◆ WORK TO COMPLETE ◆
Take every line from the listing below that contains "Webshop".

(Rows from a dataset)
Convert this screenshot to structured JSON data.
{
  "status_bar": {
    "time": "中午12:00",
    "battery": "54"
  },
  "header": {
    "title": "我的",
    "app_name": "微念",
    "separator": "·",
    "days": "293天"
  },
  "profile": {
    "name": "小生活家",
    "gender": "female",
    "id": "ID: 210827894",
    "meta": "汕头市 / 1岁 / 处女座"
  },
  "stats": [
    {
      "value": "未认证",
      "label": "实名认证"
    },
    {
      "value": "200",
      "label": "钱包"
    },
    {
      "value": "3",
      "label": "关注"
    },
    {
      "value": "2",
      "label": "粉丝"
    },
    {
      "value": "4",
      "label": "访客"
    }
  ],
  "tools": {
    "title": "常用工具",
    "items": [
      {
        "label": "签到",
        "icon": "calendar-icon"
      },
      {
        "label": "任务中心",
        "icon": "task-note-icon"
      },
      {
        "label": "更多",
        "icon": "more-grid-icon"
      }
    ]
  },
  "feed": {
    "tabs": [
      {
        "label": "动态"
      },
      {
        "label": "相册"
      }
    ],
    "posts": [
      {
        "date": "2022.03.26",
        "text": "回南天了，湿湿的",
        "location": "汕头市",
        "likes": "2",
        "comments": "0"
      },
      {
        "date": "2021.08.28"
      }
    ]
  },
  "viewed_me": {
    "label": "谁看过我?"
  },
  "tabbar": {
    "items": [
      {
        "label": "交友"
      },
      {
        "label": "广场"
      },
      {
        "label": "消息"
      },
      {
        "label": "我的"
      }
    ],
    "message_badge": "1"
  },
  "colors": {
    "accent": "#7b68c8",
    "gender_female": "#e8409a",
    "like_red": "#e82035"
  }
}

...

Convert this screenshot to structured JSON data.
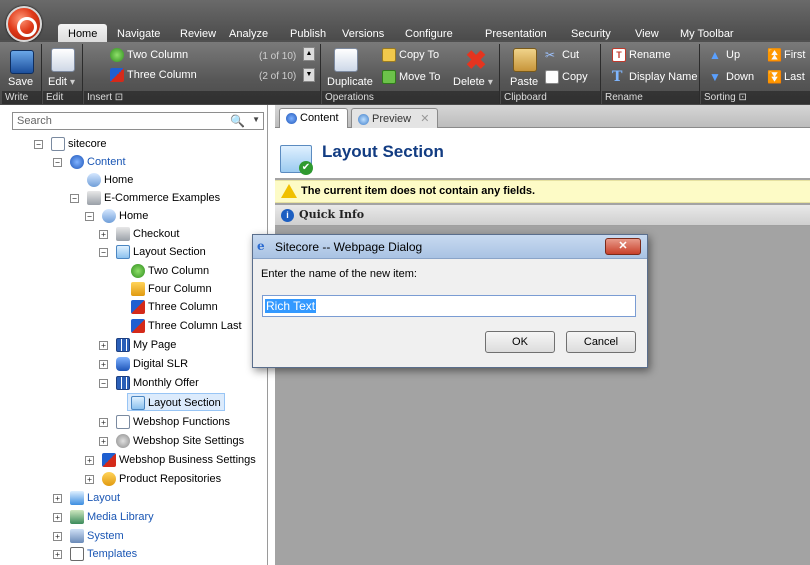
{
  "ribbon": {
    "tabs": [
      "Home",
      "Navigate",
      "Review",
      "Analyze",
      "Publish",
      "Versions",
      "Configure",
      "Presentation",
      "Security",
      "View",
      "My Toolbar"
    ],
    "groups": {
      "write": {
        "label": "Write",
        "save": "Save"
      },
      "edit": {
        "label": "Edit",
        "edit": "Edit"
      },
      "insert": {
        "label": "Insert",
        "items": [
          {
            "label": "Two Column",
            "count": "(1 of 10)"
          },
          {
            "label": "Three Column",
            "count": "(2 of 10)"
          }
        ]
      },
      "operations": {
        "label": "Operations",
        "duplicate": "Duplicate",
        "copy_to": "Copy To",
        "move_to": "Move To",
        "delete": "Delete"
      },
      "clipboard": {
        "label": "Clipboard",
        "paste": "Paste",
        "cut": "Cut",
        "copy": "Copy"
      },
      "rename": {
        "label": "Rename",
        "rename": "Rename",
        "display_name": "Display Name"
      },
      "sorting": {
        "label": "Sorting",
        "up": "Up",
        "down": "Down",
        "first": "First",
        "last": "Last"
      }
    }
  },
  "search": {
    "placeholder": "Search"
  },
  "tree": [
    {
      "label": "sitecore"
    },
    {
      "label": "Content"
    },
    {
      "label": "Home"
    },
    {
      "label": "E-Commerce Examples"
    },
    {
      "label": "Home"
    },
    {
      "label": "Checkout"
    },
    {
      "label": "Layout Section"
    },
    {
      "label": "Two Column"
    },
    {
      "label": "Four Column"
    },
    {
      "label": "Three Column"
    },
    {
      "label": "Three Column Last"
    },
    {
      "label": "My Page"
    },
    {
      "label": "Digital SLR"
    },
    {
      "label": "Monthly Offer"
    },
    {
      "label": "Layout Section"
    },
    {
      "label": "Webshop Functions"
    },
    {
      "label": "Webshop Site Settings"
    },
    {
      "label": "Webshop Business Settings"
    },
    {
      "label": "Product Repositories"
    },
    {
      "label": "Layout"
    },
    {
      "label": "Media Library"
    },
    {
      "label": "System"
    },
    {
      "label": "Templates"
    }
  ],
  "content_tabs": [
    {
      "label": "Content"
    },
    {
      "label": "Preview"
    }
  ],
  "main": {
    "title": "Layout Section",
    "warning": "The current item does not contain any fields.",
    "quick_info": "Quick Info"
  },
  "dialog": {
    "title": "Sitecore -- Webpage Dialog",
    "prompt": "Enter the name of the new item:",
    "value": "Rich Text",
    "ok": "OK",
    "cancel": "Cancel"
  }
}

◆ RESPONSE FOR THIS EXERCISE ◆
      "label": "Webshop Functions"
      "label": "Webshop Site Settings"
      "label": "Webshop Business Settings"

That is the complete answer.